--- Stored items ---
⟨

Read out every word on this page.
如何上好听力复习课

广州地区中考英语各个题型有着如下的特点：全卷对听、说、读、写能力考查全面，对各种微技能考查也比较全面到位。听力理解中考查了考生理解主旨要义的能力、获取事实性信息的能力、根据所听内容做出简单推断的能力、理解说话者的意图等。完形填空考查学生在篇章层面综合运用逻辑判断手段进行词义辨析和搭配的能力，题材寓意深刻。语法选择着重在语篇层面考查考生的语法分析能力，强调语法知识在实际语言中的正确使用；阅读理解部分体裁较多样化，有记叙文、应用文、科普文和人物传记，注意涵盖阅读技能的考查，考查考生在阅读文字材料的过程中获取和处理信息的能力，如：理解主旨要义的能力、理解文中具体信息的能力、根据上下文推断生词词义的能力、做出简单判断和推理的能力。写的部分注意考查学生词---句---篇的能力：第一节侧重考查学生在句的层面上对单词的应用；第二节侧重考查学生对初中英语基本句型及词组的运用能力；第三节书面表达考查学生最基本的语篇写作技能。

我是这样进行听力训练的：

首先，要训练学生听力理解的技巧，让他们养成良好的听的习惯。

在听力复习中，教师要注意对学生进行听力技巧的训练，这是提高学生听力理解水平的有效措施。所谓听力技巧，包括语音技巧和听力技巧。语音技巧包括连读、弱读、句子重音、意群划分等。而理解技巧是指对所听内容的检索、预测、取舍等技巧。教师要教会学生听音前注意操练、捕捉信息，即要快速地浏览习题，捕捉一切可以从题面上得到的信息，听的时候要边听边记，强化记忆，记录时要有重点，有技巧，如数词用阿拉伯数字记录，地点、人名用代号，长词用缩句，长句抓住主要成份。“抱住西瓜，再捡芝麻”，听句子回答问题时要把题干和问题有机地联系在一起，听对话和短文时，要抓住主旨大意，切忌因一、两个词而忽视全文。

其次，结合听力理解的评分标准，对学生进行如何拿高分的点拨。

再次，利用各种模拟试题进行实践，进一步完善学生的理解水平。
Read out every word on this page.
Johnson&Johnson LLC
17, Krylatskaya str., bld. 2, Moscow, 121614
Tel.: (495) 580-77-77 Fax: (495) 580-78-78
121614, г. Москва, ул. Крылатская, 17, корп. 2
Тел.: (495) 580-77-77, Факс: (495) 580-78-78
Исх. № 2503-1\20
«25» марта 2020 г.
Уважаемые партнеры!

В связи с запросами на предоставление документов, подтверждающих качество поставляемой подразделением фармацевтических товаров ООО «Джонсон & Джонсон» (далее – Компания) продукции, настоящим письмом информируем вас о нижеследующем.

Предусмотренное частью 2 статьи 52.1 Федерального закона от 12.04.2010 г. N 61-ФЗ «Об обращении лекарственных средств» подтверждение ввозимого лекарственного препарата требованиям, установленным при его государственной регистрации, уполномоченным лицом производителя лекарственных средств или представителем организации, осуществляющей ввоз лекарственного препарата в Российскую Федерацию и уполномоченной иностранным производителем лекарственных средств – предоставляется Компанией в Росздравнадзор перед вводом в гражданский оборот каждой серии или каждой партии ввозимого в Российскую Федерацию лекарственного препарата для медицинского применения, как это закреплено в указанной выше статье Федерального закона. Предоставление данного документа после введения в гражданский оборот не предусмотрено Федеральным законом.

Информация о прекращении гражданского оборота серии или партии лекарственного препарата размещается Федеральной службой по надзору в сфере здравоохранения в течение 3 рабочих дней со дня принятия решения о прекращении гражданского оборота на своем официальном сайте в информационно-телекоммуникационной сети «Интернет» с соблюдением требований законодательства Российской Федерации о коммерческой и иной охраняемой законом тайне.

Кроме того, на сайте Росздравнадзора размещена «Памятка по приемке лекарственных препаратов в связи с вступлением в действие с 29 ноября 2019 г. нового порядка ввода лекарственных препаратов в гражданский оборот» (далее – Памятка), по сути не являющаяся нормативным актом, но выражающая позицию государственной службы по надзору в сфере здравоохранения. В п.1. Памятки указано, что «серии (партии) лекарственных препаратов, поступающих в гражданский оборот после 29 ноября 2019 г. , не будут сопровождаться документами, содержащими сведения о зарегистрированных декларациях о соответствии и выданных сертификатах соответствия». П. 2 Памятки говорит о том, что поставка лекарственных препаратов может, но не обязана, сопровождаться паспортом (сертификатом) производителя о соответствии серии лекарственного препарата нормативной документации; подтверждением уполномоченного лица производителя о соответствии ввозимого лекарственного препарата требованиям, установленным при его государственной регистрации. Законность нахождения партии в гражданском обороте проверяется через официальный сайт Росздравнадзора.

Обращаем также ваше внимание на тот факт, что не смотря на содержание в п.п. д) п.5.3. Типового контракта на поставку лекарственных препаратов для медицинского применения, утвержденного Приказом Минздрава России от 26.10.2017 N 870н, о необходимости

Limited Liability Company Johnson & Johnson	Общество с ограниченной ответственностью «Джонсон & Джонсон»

⟩

--- PROBLEM TO WORK ON ---
Print the whole listing again, exactly.

--- COMPLETED EXERCISE ---
Read out every word on this page.
如何上好听力复习课

广州地区中考英语各个题型有着如下的特点：全卷对听、说、读、写能力考查全面，对各种微技能考查也比较全面到位。听力理解中考查了考生理解主旨要义的能力、获取事实性信息的能力、根据所听内容做出简单推断的能力、理解说话者的意图等。完形填空考查学生在篇章层面综合运用逻辑判断手段进行词义辨析和搭配的能力，题材寓意深刻。语法选择着重在语篇层面考查考生的语法分析能力，强调语法知识在实际语言中的正确使用；阅读理解部分体裁较多样化，有记叙文、应用文、科普文和人物传记，注意涵盖阅读技能的考查，考查考生在阅读文字材料的过程中获取和处理信息的能力，如：理解主旨要义的能力、理解文中具体信息的能力、根据上下文推断生词词义的能力、做出简单判断和推理的能力。写的部分注意考查学生词---句---篇的能力：第一节侧重考查学生在句的层面上对单词的应用；第二节侧重考查学生对初中英语基本句型及词组的运用能力；第三节书面表达考查学生最基本的语篇写作技能。

我是这样进行听力训练的：

首先，要训练学生听力理解的技巧，让他们养成良好的听的习惯。

在听力复习中，教师要注意对学生进行听力技巧的训练，这是提高学生听力理解水平的有效措施。所谓听力技巧，包括语音技巧和听力技巧。语音技巧包括连读、弱读、句子重音、意群划分等。而理解技巧是指对所听内容的检索、预测、取舍等技巧。教师要教会学生听音前注意操练、捕捉信息，即要快速地浏览习题，捕捉一切可以从题面上得到的信息，听的时候要边听边记，强化记忆，记录时要有重点，有技巧，如数词用阿拉伯数字记录，地点、人名用代号，长词用缩句，长句抓住主要成份。“抱住西瓜，再捡芝麻”，听句子回答问题时要把题干和问题有机地联系在一起，听对话和短文时，要抓住主旨大意，切忌因一、两个词而忽视全文。

其次，结合听力理解的评分标准，对学生进行如何拿高分的点拨。

再次，利用各种模拟试题进行实践，进一步完善学生的理解水平。
Read out every word on this page.
Johnson&Johnson LLC
17, Krylatskaya str., bld. 2, Moscow, 121614
Tel.: (495) 580-77-77 Fax: (495) 580-78-78
121614, г. Москва, ул. Крылатская, 17, корп. 2
Тел.: (495) 580-77-77, Факс: (495) 580-78-78
Исх. № 2503-1\20
«25» марта 2020 г.
Уважаемые партнеры!

В связи с запросами на предоставление документов, подтверждающих качество поставляемой подразделением фармацевтических товаров ООО «Джонсон & Джонсон» (далее – Компания) продукции, настоящим письмом информируем вас о нижеследующем.

Предусмотренное частью 2 статьи 52.1 Федерального закона от 12.04.2010 г. N 61-ФЗ «Об обращении лекарственных средств» подтверждение ввозимого лекарственного препарата требованиям, установленным при его государственной регистрации, уполномоченным лицом производителя лекарственных средств или представителем организации, осуществляющей ввоз лекарственного препарата в Российскую Федерацию и уполномоченной иностранным производителем лекарственных средств – предоставляется Компанией в Росздравнадзор перед вводом в гражданский оборот каждой серии или каждой партии ввозимого в Российскую Федерацию лекарственного препарата для медицинского применения, как это закреплено в указанной выше статье Федерального закона. Предоставление данного документа после введения в гражданский оборот не предусмотрено Федеральным законом.

Информация о прекращении гражданского оборота серии или партии лекарственного препарата размещается Федеральной службой по надзору в сфере здравоохранения в течение 3 рабочих дней со дня принятия решения о прекращении гражданского оборота на своем официальном сайте в информационно-телекоммуникационной сети «Интернет» с соблюдением требований законодательства Российской Федерации о коммерческой и иной охраняемой законом тайне.

Кроме того, на сайте Росздравнадзора размещена «Памятка по приемке лекарственных препаратов в связи с вступлением в действие с 29 ноября 2019 г. нового порядка ввода лекарственных препаратов в гражданский оборот» (далее – Памятка), по сути не являющаяся нормативным актом, но выражающая позицию государственной службы по надзору в сфере здравоохранения. В п.1. Памятки указано, что «серии (партии) лекарственных препаратов, поступающих в гражданский оборот после 29 ноября 2019 г. , не будут сопровождаться документами, содержащими сведения о зарегистрированных декларациях о соответствии и выданных сертификатах соответствия». П. 2 Памятки говорит о том, что поставка лекарственных препаратов может, но не обязана, сопровождаться паспортом (сертификатом) производителя о соответствии серии лекарственного препарата нормативной документации; подтверждением уполномоченного лица производителя о соответствии ввозимого лекарственного препарата требованиям, установленным при его государственной регистрации. Законность нахождения партии в гражданском обороте проверяется через официальный сайт Росздравнадзора.

Обращаем также ваше внимание на тот факт, что не смотря на содержание в п.п. д) п.5.3. Типового контракта на поставку лекарственных препаратов для медицинского применения, утвержденного Приказом Минздрава России от 26.10.2017 N 870н, о необходимости

Limited Liability Company Johnson & Johnson	Общество с ограниченной ответственностью «Джонсон & Джонсон»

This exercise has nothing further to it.